DESCRIPTION OF THE TASK: Transcribe the listing exactly, leaving out every picture.

#### GIVEN DATA

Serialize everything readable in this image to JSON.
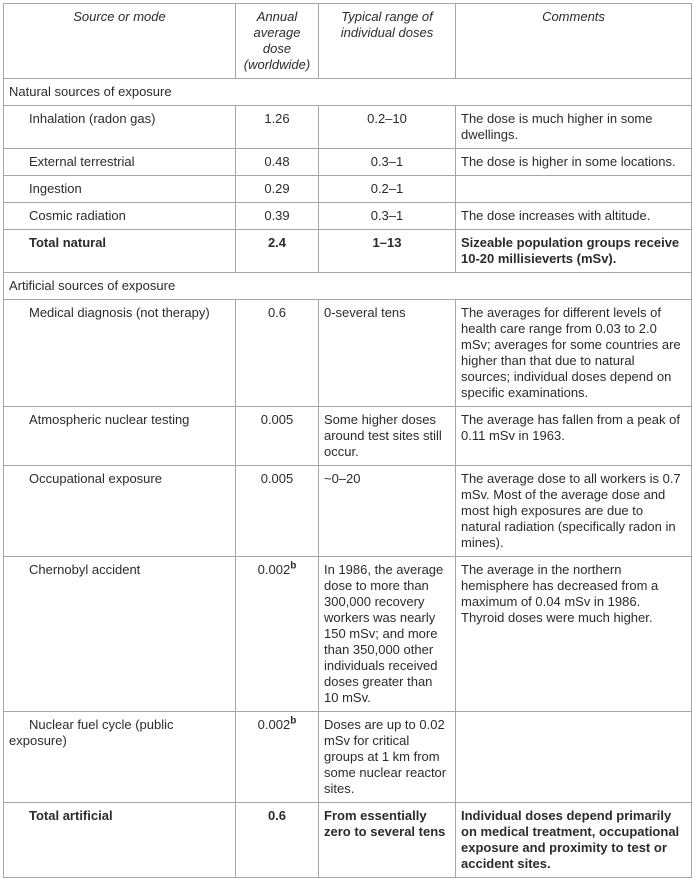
{
  "table": {
    "headers": {
      "source": "Source or mode",
      "dose": "Annual average dose (worldwide)",
      "range": "Typical range of individual doses",
      "comments": "Comments"
    },
    "sections": [
      {
        "title": "Natural sources of exposure",
        "rows": [
          {
            "source": "Inhalation (radon gas)",
            "dose": "1.26",
            "range": "0.2–10",
            "comments": "The dose is much higher in some dwellings."
          },
          {
            "source": "External terrestrial",
            "dose": "0.48",
            "range": "0.3–1",
            "comments": "The dose is higher in some locations."
          },
          {
            "source": "Ingestion",
            "dose": "0.29",
            "range": "0.2–1",
            "comments": ""
          },
          {
            "source": "Cosmic radiation",
            "dose": "0.39",
            "range": "0.3–1",
            "comments": "The dose increases with altitude."
          },
          {
            "source": "Total natural",
            "dose": "2.4",
            "range": "1–13",
            "comments": "Sizeable population groups receive 10-20 millisieverts (mSv)."
          }
        ]
      },
      {
        "title": "Artificial sources of exposure",
        "rows": [
          {
            "source": "Medical diagnosis (not therapy)",
            "dose": "0.6",
            "range": "0-several tens",
            "comments": "The averages for different levels of health care range from 0.03 to 2.0 mSv; averages for some countries are higher than that due to natural sources; individual doses depend on specific examinations."
          },
          {
            "source": "Atmospheric nuclear testing",
            "dose": "0.005",
            "range": "Some higher doses around test sites still occur.",
            "comments": "The average has fallen from a peak of 0.11 mSv in 1963."
          },
          {
            "source": "Occupational exposure",
            "dose": "0.005",
            "range": "~0–20",
            "comments": "The average dose to all workers is 0.7 mSv. Most of the average dose and most high exposures are due to natural radiation (specifically radon in mines)."
          },
          {
            "source": "Chernobyl accident",
            "dose": "0.002",
            "dose_sup": "b",
            "range": "In 1986, the average dose to more than 300,000 recovery workers was nearly 150 mSv; and more than 350,000 other individuals received doses greater than 10 mSv.",
            "comments": "The average in the northern hemisphere has decreased from a maximum of 0.04 mSv in 1986. Thyroid doses were much higher."
          },
          {
            "source": "Nuclear fuel cycle (public exposure)",
            "dose": "0.002",
            "dose_sup": "b",
            "range": "Doses are up to 0.02 mSv for critical groups at 1 km from some nuclear reactor sites.",
            "comments": ""
          },
          {
            "source": "Total artificial",
            "dose": "0.6",
            "range": "From essentially zero to several tens",
            "comments": "Individual doses depend primarily on medical treatment, occupational exposure and proximity to test or accident sites."
          }
        ]
      }
    ]
  }
}
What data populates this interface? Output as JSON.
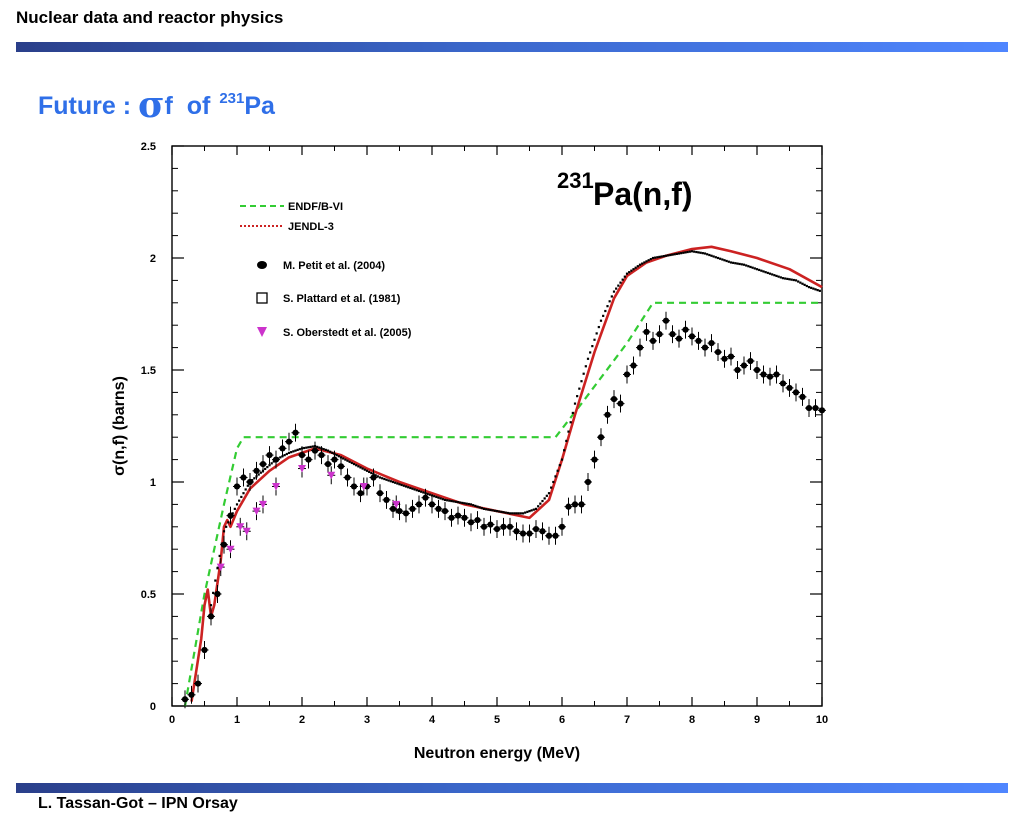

########

REPLY:
Serialize everything readable in this image to JSON.
{
  "table": {
    "headers": {
      "source": "Source or mode",
      "dose": "Annual average dose (worldwide)",
      "range": "Typical range of individual doses",
      "comments": "Comments"
    },
    "sections": [
      {
        "title": "Natural sources of exposure",
        "rows": [
          {
            "source": "Inhalation (radon gas)",
            "dose": "1.26",
            "range": "0.2–10",
            "comments": "The dose is much higher in some dwellings."
          },
          {
            "source": "External terrestrial",
            "dose": "0.48",
            "range": "0.3–1",
            "comments": "The dose is higher in some locations."
          },
          {
            "source": "Ingestion",
            "dose": "0.29",
            "range": "0.2–1",
            "comments": ""
          },
          {
            "source": "Cosmic radiation",
            "dose": "0.39",
            "range": "0.3–1",
            "comments": "The dose increases with altitude."
          },
          {
            "source": "Total natural",
            "dose": "2.4",
            "range": "1–13",
            "comments": "Sizeable population groups receive 10-20 millisieverts (mSv)."
          }
        ]
      },
      {
        "title": "Artificial sources of exposure",
        "rows": [
          {
            "source": "Medical diagnosis (not therapy)",
            "dose": "0.6",
            "range": "0-several tens",
            "comments": "The averages for different levels of health care range from 0.03 to 2.0 mSv; averages for some countries are higher than that due to natural sources; individual doses depend on specific examinations."
          },
          {
            "source": "Atmospheric nuclear testing",
            "dose": "0.005",
            "range": "Some higher doses around test sites still occur.",
            "comments": "The average has fallen from a peak of 0.11 mSv in 1963."
          },
          {
            "source": "Occupational exposure",
            "dose": "0.005",
            "range": "~0–20",
            "comments": "The average dose to all workers is 0.7 mSv. Most of the average dose and most high exposures are due to natural radiation (specifically radon in mines)."
          },
          {
            "source": "Chernobyl accident",
            "dose": "0.002",
            "dose_sup": "b",
            "range": "In 1986, the average dose to more than 300,000 recovery workers was nearly 150 mSv; and more than 350,000 other individuals received doses greater than 10 mSv.",
            "comments": "The average in the northern hemisphere has decreased from a maximum of 0.04 mSv in 1986. Thyroid doses were much higher."
          },
          {
            "source": "Nuclear fuel cycle (public exposure)",
            "dose": "0.002",
            "dose_sup": "b",
            "range": "Doses are up to 0.02 mSv for critical groups at 1 km from some nuclear reactor sites.",
            "comments": ""
          },
          {
            "source": "Total artificial",
            "dose": "0.6",
            "range": "From essentially zero to several tens",
            "comments": "Individual doses depend primarily on medical treatment, occupational exposure and proximity to test or accident sites."
          }
        ]
      }
    ]
  }
}
What data populates this interface? Output as JSON.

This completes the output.